REQUIRED WORK:
Every line below that includes "Staff" counts toward the total. Report that total alone.

Records from a data collection:
Content starts

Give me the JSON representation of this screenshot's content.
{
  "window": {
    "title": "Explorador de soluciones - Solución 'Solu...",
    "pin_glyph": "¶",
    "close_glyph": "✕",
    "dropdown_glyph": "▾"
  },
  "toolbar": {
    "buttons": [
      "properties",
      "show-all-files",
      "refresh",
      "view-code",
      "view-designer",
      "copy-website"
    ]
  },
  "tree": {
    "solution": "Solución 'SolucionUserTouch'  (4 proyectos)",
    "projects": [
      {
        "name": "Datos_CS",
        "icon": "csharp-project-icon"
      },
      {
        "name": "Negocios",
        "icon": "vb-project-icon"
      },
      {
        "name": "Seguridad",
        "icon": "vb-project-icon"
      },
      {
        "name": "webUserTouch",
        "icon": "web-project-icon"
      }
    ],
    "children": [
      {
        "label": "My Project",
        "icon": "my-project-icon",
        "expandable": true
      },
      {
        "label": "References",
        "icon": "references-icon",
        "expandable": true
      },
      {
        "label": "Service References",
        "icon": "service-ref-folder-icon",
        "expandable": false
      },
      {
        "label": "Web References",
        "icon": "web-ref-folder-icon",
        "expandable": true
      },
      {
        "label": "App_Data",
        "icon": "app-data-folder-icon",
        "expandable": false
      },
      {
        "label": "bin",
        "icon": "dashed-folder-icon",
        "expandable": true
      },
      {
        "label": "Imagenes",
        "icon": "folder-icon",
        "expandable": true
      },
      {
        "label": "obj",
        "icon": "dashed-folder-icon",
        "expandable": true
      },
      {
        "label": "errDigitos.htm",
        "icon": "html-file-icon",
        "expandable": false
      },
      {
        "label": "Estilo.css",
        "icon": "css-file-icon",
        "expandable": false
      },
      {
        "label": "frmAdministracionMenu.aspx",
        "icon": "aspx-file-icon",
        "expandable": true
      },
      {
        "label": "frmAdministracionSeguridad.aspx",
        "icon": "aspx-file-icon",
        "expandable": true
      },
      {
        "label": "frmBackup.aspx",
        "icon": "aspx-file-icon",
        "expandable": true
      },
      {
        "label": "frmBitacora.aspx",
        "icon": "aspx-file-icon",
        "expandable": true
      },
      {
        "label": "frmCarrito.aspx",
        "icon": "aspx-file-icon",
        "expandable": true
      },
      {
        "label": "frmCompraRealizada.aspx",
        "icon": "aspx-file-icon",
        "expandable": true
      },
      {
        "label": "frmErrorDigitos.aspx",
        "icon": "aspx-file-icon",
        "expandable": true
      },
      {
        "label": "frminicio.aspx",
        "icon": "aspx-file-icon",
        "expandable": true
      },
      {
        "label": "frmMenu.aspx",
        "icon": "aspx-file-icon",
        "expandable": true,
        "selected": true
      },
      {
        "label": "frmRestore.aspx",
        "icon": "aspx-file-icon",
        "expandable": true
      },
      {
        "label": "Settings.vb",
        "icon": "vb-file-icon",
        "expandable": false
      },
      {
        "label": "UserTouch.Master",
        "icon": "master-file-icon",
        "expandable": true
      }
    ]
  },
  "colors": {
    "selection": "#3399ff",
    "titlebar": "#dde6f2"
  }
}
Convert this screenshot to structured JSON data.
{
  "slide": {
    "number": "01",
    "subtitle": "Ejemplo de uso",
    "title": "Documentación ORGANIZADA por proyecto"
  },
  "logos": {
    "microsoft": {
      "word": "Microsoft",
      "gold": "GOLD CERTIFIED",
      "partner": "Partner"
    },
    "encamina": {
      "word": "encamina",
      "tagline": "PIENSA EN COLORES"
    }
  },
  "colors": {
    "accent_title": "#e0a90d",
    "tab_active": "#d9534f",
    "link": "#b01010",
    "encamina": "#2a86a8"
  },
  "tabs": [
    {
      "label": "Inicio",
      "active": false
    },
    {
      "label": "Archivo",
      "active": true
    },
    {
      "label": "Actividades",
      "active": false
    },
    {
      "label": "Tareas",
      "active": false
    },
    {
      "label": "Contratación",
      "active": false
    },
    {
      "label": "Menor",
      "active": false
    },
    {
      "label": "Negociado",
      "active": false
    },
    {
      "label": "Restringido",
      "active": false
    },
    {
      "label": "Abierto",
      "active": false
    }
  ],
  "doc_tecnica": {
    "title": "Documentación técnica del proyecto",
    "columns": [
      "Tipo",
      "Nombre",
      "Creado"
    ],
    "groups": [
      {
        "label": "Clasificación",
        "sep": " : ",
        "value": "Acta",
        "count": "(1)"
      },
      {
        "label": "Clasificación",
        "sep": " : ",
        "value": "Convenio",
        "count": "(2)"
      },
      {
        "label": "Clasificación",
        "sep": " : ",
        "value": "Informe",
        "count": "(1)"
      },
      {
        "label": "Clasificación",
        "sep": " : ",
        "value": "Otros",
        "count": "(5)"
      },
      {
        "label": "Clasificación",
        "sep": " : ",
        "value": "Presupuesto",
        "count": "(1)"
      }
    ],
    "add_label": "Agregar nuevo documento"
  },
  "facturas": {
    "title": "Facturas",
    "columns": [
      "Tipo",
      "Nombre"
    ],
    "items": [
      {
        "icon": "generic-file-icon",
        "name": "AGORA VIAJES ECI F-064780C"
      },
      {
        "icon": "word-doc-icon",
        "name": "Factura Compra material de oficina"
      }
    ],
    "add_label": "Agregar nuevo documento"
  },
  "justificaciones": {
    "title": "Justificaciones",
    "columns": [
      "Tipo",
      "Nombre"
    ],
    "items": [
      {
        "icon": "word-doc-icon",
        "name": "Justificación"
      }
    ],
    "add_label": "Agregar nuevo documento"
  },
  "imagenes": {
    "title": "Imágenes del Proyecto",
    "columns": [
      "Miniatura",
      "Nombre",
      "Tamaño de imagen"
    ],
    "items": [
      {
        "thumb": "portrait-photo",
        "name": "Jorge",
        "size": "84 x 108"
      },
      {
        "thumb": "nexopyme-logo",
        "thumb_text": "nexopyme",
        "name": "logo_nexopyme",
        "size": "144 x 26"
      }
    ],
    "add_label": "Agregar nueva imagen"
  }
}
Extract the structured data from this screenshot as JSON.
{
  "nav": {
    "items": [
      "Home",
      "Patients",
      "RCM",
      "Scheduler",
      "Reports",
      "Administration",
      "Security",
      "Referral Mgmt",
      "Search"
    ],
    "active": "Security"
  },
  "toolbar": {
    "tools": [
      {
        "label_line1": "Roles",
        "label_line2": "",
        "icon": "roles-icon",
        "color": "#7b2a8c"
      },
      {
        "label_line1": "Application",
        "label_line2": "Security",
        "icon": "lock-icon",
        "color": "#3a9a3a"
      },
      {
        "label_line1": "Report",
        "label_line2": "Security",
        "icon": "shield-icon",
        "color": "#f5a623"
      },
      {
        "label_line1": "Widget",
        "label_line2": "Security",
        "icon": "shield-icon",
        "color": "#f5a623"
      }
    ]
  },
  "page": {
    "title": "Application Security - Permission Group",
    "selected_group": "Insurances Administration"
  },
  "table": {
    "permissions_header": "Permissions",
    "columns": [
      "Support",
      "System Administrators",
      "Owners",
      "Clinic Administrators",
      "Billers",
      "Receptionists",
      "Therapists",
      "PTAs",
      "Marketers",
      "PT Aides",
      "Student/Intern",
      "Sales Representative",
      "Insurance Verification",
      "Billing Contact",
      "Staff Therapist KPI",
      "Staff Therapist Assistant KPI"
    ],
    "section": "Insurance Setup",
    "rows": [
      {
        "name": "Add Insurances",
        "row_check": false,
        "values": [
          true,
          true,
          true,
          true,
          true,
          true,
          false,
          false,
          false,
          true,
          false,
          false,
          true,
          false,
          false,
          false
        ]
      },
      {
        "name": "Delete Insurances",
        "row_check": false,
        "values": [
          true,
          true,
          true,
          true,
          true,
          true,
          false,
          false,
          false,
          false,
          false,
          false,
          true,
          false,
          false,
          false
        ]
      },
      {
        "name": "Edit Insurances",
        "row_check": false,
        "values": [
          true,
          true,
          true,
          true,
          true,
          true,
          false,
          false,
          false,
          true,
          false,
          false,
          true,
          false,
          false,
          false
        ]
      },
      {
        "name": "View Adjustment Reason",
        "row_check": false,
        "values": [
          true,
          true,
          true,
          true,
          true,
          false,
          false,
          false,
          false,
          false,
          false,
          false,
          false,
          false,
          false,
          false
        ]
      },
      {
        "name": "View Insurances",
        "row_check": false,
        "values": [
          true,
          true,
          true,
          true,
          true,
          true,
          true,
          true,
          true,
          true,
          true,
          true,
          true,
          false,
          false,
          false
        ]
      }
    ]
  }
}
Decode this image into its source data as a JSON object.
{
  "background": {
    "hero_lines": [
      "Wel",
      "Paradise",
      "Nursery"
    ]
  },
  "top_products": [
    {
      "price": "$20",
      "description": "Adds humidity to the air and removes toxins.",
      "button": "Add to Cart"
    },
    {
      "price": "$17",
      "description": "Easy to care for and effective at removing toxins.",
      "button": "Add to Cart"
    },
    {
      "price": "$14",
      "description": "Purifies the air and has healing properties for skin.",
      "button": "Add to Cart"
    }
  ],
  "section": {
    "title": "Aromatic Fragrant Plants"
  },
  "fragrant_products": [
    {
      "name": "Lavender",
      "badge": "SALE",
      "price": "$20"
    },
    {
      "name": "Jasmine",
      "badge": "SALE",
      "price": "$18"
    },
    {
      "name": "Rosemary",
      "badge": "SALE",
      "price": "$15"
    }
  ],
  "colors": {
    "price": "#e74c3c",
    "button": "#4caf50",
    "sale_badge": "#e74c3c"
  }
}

Content ends

SOLUTION FOR THIS PROBLEM:
2